— BEGIN EXCERPTED TEXT —

Let $\lbrace F_n\rbrace _{n\ge0}$ and $\lbrace L_n\rbrace _{n\ge0}$ be Fibonacci and Lucas numbers, respectively, $F_0=0$, $F_1=1$, $F_{n+2}=F_n+F_{n+1}$ for $n\ge0$, and $L_0=2$, $L_1=1$, $L_{n+2}=L_n+L_{n+1}$ for $n\ge0$. Using Nesterenko's theorem [Yu.V. Nesterenko, Sb. Math. 187:9 (1996), 1319--1348. MR1422383] and expressing the series $$ \zeta_F(2s)=\sum_{n=1}^\infty\frac1{F_n^{2s}} \quad\text{and}\quad \zeta_L(2s)=\sum_{n=1}^\infty\frac1{L_n^{2s}}, \qquad s=1,2,\dots, \qquad (1) $$ via the Eisenstein series $$ E_{2s}(q)=1-\frac{4s}{B_{2s}}\sum_{n=1}^\infty\sigma_{2s-1}(n)q^n, \qquad \sigma_k(n)=\sum_{d\mid n}d^k, $$ where $B_{2s}\in\mathbb Q$ are Bernoulli numbers, the authors prove the algebraic independence of the numbers in the collections $\zeta_F(2)$, $\zeta_F(4)$, $\zeta_F(6)$ and $\zeta_L(2)$, $\zeta_L(4)$, $\zeta_L(6)$ as well as express algebraically even "zeta values" $\zeta_F(2s)$ (and $\zeta_L(2s)$) for $s\ge4$ in terms of the three algebraically independent numbers in the corresponding collection. Similar algebraic independence results are shown for the alternating versions of (1). Known irrationality results for $\zeta_F(k)$ and $\zeta_L(k)$ with odd $k$ (when the series have no known relations with the modular world) are indicated. It is worth mentioning that these results go in a natural parallel with the ones for the so-called $q$-zeta values defined in [W. Zudilin, Math. Notes 72:5-6 (2002), 858--862. MR1964151] and [C. Krattenthaler, T. Rivoal, and W. Zudilin, J. Inst. Math. Jussieu 5:1 (2006), 53--79. MR2195945]. In particular, it is natural to expect a "Fibonacci" analogue of Rivoal's theorem [T. Rivoal, C. R. Acad. Sci. Paris Ser. I Math. 331:4 (2000), 267--270. MR1787183] on the infiniteness of irrational numbers in the set $\zeta_F(1),\zeta_F(3),\zeta_F(5),\dots$ (or $\zeta_L(1),\zeta_L(3),\zeta_L(5),\dots$), based on the techniques developed in the paper under review and in the joint paper of Krattenthaler, Rivoal and the reviewer cited above.

— END EXCERPTED TEXT —
— BEGIN DATASET EXCERPT —

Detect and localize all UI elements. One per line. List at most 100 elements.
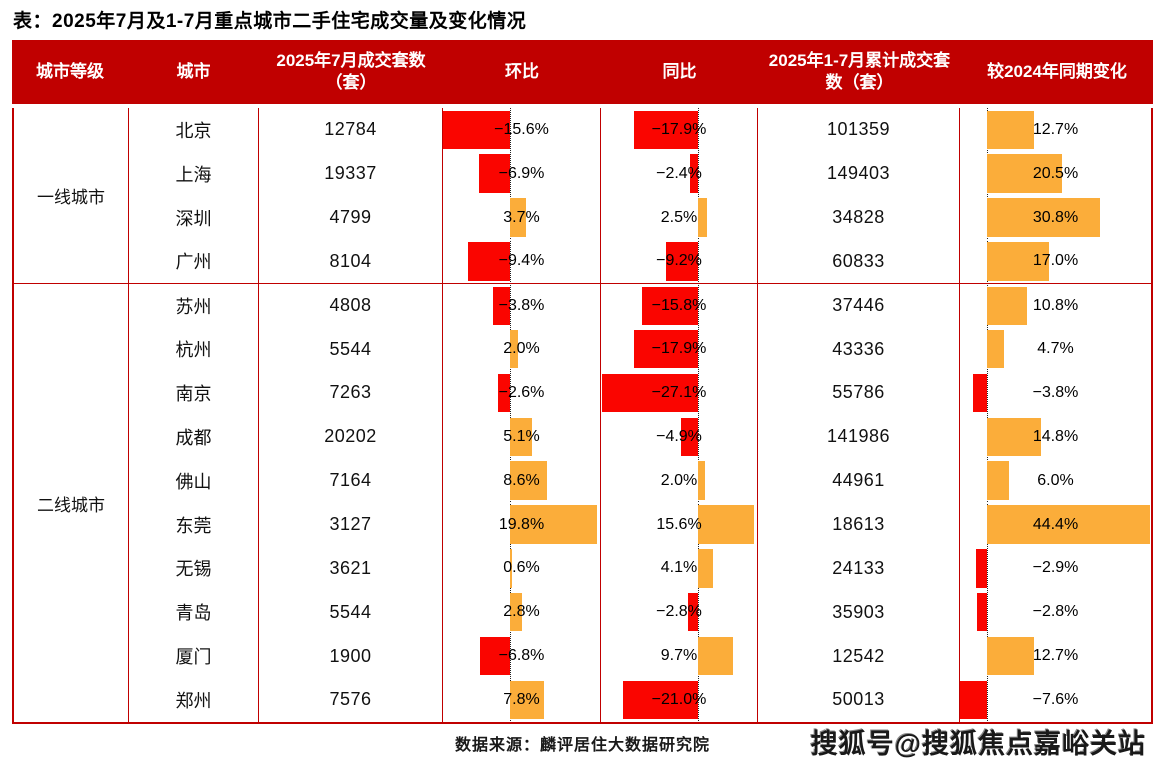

— END DATASET EXCERPT —

** WHAT YOU WILL DO **
1. In the review of Fibonacci and Lucas zeta values, whose theorem do the authors use to prove algebraic independence?
2. Write a few more sentences that carry the review of Fibonacci and Lucas zeta values on from its final sentence.

** OUTPUTS FOR THE TASKS **
1. Nesterenko's theorem.

2.
Reviewed by Wadim Zudilin


To summarize, the difficulty of proving the transcendence for odd $\zeta_F(s)$ with $s$ odd is similar to the one for odd zeta values. The irrationality of $\zeta_F(1)$ is known but already its non-quadraticity remains an open problem.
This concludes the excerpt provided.